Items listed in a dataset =
=====
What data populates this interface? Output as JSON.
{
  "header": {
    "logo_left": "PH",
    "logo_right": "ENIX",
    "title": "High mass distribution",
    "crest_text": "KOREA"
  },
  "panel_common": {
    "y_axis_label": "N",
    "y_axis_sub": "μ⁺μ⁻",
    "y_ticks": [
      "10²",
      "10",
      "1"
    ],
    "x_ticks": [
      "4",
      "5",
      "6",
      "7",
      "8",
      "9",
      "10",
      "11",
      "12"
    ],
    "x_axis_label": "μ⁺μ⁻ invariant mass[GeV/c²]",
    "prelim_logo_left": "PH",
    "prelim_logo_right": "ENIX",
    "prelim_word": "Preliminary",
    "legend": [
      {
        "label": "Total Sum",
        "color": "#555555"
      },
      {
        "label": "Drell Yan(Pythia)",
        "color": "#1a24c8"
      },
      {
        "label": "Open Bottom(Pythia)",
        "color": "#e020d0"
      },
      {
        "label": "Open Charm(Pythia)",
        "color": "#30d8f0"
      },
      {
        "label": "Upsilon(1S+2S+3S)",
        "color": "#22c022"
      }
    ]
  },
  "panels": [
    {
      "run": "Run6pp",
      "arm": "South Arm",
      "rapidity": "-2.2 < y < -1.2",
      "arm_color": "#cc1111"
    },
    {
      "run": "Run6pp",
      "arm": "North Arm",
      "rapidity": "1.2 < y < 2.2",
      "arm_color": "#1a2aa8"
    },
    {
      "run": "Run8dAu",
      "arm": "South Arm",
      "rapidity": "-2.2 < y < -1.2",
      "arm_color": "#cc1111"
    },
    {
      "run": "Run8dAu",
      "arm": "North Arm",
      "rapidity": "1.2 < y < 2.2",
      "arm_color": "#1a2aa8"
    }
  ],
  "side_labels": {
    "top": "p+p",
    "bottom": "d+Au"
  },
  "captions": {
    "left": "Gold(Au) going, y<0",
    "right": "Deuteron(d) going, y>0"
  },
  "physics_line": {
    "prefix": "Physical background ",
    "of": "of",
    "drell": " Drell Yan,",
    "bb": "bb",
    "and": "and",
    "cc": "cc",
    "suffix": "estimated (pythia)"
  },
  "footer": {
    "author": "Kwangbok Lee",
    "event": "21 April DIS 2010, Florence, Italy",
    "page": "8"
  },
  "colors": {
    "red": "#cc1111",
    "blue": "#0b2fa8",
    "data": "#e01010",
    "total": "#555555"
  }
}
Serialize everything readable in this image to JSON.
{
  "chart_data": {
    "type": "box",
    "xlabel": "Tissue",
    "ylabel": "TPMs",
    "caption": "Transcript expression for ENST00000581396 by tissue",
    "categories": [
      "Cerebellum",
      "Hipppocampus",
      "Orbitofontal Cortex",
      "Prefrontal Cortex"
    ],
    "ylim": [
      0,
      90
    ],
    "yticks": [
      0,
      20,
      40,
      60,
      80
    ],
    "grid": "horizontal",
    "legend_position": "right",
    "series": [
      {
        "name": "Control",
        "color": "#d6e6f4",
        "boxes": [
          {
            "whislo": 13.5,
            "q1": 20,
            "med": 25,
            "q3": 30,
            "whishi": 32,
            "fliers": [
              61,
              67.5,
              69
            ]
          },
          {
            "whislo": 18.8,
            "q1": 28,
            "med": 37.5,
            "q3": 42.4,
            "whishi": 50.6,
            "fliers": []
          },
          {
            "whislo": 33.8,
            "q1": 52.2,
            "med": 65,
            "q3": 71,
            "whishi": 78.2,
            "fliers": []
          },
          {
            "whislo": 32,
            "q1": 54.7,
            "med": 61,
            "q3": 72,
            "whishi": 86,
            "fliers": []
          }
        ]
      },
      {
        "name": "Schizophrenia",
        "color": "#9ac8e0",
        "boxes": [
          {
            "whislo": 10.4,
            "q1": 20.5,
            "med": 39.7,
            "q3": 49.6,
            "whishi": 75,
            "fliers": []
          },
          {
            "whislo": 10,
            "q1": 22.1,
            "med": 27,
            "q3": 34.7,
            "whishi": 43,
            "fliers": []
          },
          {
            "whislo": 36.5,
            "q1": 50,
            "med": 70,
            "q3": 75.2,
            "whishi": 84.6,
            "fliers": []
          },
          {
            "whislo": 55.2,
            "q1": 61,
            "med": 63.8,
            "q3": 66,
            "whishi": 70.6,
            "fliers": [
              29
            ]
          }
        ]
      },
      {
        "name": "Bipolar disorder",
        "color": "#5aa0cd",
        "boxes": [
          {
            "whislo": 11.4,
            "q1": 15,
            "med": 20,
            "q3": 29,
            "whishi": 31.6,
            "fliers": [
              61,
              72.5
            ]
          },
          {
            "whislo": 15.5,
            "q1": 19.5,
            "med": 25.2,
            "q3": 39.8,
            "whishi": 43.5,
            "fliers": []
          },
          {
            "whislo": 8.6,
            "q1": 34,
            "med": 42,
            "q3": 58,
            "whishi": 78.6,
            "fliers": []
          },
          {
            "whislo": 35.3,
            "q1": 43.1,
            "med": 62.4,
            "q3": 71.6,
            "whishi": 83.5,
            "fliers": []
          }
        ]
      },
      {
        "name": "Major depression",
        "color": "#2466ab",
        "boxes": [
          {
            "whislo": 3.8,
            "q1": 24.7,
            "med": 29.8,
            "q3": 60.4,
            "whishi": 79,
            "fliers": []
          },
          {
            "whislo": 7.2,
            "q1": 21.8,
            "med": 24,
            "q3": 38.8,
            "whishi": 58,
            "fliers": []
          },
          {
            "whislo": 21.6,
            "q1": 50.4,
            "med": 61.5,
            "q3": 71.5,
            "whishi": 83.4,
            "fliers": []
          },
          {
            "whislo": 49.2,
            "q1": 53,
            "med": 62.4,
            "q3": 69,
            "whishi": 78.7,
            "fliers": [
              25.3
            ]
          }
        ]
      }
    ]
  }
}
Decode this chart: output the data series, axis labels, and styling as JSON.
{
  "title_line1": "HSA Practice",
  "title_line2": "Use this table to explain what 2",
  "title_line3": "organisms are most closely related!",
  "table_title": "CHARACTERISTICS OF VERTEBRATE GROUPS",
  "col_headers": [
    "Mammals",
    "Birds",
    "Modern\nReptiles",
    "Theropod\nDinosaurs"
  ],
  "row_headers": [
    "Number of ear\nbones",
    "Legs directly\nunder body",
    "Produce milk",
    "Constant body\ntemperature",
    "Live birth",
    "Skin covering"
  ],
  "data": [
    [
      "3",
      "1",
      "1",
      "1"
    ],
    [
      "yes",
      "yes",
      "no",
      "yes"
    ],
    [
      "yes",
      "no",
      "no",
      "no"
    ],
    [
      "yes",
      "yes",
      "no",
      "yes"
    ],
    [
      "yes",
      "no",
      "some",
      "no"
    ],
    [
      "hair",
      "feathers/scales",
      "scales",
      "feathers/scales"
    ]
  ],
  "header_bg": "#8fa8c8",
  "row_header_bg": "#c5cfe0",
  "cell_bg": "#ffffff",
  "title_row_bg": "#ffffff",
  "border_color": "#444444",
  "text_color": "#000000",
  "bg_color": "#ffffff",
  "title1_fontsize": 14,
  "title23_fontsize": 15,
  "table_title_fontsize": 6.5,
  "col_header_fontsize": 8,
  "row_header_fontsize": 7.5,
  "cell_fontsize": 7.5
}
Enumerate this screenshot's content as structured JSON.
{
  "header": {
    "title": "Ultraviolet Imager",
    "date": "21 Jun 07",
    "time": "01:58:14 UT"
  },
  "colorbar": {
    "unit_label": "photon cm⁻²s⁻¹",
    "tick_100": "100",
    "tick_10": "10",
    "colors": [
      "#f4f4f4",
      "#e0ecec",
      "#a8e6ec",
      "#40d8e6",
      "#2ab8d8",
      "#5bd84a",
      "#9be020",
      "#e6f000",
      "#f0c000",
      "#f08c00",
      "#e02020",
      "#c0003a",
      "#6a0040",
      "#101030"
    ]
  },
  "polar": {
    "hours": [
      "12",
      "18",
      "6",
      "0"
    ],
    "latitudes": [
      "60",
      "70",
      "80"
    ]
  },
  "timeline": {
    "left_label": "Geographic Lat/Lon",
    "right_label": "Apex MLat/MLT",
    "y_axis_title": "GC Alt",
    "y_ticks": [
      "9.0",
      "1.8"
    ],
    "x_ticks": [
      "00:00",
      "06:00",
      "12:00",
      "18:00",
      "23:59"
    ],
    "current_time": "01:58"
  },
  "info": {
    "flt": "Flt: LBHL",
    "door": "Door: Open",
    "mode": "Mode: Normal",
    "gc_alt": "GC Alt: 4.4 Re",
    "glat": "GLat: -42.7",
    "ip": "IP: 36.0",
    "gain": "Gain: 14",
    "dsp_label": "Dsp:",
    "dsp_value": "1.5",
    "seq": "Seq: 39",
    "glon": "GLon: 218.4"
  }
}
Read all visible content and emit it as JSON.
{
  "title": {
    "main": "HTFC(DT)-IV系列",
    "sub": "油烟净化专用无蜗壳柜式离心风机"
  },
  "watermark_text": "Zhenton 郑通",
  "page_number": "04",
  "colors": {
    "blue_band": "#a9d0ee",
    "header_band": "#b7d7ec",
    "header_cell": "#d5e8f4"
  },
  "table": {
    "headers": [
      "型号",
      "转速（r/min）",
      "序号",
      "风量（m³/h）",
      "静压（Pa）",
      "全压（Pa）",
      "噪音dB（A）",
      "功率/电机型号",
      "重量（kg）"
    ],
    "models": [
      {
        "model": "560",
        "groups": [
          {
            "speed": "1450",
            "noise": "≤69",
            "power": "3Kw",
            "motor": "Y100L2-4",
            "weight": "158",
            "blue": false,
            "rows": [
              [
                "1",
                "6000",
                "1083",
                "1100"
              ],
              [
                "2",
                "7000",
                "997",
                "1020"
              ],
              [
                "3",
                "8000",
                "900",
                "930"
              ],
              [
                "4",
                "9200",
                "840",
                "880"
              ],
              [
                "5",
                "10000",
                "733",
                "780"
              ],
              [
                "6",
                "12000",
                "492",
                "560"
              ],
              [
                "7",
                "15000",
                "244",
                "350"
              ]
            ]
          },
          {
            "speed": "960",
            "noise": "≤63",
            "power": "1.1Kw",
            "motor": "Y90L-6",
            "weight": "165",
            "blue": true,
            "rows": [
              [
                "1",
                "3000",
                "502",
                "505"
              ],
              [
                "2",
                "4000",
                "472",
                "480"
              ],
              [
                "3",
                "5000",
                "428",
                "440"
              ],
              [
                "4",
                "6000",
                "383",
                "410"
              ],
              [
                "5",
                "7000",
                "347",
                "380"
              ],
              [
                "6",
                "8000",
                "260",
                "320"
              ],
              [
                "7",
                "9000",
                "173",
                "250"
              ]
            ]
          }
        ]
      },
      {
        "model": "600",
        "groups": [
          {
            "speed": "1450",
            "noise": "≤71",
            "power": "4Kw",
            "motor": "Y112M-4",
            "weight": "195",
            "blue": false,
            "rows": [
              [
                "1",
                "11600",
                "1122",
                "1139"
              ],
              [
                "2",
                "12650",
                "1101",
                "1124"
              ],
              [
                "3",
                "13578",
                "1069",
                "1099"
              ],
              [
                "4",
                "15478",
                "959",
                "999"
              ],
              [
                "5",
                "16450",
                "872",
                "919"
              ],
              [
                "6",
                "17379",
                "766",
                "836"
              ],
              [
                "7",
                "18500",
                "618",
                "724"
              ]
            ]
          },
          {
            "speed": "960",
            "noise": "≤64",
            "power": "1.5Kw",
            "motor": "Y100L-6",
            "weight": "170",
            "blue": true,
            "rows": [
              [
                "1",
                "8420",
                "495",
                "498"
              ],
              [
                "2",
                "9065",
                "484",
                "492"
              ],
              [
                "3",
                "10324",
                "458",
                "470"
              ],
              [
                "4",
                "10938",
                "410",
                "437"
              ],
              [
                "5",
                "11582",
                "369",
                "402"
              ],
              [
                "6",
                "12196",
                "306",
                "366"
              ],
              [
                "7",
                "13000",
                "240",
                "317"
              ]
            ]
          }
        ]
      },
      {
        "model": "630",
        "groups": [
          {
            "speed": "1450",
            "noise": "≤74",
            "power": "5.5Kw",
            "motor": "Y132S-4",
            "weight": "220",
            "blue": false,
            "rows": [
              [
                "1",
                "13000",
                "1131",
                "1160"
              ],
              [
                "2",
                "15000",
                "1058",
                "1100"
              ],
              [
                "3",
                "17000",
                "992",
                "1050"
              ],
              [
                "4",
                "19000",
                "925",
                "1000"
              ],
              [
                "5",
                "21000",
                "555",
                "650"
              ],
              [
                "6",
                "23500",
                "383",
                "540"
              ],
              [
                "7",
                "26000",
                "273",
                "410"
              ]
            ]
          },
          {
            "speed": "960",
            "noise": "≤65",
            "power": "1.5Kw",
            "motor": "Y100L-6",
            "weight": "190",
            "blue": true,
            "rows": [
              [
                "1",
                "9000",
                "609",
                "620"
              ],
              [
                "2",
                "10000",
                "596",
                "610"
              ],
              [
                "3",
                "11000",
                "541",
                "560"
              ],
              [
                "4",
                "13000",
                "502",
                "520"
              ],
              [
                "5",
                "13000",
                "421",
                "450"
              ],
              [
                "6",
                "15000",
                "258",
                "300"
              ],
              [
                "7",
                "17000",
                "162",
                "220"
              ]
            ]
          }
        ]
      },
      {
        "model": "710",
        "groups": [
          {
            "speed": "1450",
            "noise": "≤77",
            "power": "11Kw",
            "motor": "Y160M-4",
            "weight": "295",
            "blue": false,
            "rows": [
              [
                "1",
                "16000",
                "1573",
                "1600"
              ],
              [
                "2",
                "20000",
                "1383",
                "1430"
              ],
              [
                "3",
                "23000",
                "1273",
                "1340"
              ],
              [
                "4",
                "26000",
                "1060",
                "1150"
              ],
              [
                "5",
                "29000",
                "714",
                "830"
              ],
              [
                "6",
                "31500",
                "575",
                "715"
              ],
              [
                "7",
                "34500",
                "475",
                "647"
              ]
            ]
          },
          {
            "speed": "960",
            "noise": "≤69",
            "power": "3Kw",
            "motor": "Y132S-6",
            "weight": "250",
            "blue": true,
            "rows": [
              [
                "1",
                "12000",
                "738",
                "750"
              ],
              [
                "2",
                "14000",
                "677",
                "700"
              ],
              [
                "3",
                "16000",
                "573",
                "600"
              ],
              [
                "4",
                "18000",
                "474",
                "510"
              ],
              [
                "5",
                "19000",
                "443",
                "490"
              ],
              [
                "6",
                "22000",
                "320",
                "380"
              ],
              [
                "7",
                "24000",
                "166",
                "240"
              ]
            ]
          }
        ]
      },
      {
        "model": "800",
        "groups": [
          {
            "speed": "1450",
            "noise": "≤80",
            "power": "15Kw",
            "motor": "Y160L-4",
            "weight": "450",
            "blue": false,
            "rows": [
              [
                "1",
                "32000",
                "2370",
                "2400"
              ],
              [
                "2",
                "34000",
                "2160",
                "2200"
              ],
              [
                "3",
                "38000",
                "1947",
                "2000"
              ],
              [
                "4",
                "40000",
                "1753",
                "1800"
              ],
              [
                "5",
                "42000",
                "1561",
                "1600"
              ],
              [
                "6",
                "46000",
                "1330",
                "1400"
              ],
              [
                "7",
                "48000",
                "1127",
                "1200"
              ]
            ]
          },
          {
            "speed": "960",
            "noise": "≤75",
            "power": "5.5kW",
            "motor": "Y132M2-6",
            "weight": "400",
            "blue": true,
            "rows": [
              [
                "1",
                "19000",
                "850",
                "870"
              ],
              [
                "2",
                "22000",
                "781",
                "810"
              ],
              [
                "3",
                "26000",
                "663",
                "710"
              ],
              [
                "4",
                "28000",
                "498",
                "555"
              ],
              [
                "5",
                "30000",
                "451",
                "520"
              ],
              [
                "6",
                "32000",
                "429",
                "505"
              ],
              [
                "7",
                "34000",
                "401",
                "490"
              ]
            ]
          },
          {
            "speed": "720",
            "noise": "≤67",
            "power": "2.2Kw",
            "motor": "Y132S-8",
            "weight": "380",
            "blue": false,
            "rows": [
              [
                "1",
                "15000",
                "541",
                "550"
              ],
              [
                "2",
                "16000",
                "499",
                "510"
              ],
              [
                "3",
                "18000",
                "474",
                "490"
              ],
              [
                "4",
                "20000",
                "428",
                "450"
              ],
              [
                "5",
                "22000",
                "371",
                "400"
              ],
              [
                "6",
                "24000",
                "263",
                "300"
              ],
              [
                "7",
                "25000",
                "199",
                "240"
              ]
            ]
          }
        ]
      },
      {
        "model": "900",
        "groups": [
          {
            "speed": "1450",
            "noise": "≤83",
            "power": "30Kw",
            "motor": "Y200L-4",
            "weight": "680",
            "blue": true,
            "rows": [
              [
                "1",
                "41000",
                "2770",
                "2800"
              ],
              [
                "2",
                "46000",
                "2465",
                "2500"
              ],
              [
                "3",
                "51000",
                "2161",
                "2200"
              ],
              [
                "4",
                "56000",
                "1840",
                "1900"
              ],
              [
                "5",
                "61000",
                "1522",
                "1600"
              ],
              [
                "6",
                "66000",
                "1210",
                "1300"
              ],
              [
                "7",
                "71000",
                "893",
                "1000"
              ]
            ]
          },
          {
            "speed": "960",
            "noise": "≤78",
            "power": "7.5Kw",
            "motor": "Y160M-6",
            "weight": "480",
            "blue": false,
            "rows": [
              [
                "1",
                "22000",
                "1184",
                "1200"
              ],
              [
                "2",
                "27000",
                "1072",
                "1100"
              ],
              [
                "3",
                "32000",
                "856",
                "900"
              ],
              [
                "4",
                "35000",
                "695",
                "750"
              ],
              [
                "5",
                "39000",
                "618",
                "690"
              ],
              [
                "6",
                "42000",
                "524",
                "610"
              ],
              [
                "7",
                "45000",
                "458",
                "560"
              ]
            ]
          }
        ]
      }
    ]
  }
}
=====
Gather each line holding the string "scales".

Answer to this task =
      "feathers/scales",
      "scales",
      "feathers/scales"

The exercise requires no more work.